Task statement: Below is a listing. Gather each line of it that contains "title".

Listed records:
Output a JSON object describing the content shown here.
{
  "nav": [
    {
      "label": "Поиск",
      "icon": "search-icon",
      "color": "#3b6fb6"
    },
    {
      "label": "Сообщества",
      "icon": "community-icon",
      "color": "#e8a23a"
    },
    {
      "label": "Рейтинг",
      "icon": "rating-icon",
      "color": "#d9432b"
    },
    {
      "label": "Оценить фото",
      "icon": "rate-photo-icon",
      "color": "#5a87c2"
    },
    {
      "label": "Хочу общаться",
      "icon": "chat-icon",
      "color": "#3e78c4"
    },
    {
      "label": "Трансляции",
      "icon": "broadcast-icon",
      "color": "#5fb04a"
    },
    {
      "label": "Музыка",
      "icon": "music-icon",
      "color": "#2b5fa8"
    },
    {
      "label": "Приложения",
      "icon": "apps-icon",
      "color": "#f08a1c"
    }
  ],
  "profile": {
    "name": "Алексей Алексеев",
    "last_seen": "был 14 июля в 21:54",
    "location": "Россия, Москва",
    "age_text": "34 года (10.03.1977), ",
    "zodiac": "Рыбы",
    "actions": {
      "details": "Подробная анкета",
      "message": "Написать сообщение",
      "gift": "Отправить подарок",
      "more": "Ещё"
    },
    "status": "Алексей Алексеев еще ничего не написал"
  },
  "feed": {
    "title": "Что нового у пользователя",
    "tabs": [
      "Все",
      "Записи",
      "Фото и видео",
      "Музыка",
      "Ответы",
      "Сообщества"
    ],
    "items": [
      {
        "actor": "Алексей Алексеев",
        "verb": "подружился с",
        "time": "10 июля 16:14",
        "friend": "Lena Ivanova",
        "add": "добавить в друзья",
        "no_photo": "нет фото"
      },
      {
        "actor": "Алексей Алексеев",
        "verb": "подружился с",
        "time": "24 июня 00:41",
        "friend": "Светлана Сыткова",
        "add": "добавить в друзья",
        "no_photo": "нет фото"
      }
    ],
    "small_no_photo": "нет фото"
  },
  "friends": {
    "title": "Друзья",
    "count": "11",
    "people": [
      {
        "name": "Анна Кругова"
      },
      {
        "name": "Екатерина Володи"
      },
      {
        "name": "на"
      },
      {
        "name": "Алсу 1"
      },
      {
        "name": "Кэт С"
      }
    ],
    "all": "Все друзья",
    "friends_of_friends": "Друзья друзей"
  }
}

Task answer:
    "title": "Что нового у пользователя",
    "title": "Друзья",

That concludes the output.